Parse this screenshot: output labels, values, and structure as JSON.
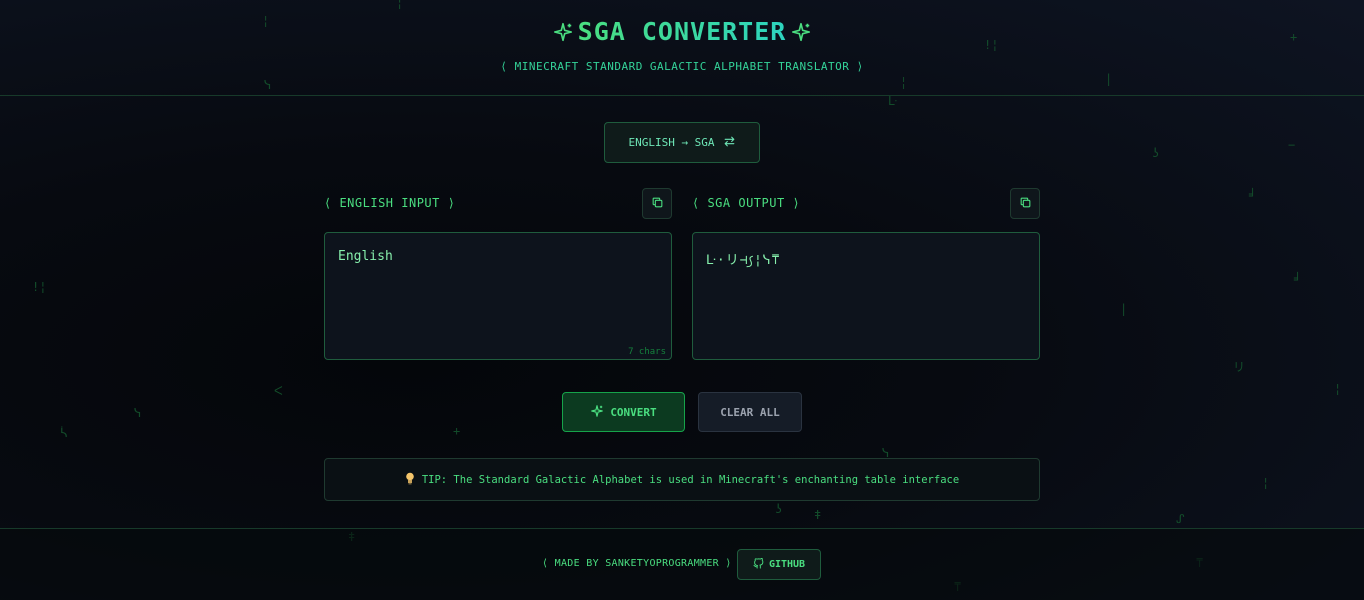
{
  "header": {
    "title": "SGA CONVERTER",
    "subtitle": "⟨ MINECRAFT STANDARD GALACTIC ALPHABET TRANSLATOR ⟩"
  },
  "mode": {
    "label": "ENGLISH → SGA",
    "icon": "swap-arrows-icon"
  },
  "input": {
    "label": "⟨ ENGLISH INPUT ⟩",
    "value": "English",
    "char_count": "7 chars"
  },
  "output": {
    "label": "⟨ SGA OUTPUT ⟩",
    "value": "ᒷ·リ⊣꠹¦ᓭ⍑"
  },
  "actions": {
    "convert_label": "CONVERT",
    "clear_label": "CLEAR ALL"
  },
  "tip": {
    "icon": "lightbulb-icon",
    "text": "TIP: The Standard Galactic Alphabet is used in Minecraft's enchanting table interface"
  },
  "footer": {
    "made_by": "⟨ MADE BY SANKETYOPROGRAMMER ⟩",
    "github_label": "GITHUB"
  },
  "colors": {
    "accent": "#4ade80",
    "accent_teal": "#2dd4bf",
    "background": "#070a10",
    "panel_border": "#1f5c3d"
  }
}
◇ ◇ ◇ ◇ ◇ ◇ ◇
Supply the count of lines in the entries that contain the word "icon", and nothing besides.

2